In the passage on the dollar shortage, starting at "This has resulted" and ending at "the global economy.", swap "emerging markets" for "developing economies" and give that stretch again.
** Start Page excerpt **
In recent weeks the greenback’s value has risen sharply as investors have flocked to safe assets, and companies have scrambled to offset the blow to revenues from economic shutdowns.
This has resulted in a global shortage of dollars that has hit emerging markets particularly hard, adding to concerns about the fallout for the global economy.
Volatility in the Treasury market — the world’s largest and most liquid debt market — has further added to investors’ angst, having surged this month to its highest level since the global financial crisis, according to a Bank of America measure implied by options prices.
The temporary facility for foreign and international monetary authorities, or FIMA, will allow foreign central banks and international organisations with accounts at the New York Fed to “temporarily exchange their US Treasury securities held with the Federal Reserve for US dollars, which can then be made available to institutions in their jurisdictions,” the Fed said in a statement.
“This facility should help support the smooth functioning of the US Treasury market by providing an alternative temporary source of US dollars other than sales of securities in the open market,” the US central bank added.
It should take out some of the panic that investors were starting to feel when they saw such a deep and liquid market shut down.
** End Page excerpt **
** Start Information supplied **
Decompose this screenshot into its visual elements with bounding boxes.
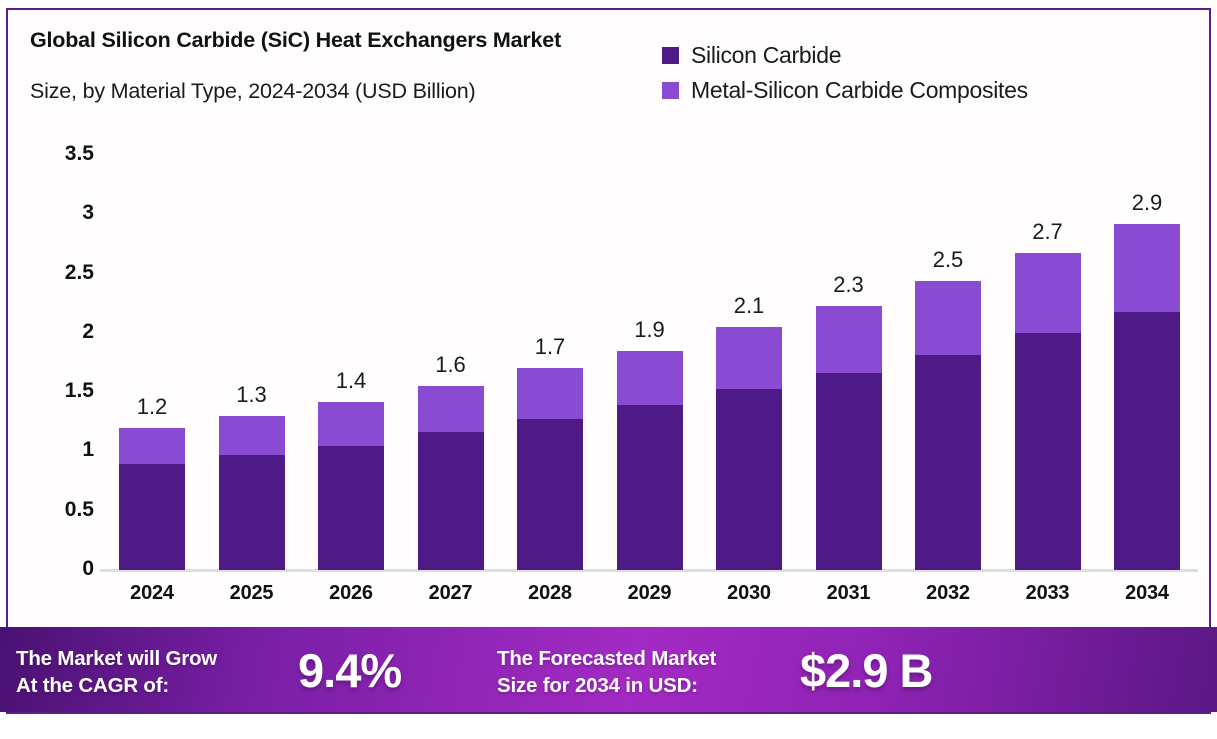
** End Information supplied **
* Exercise solution
This has resulted in a global shortage of dollars that has hit developing economies particularly hard, adding to concerns about the fallout for the global economy.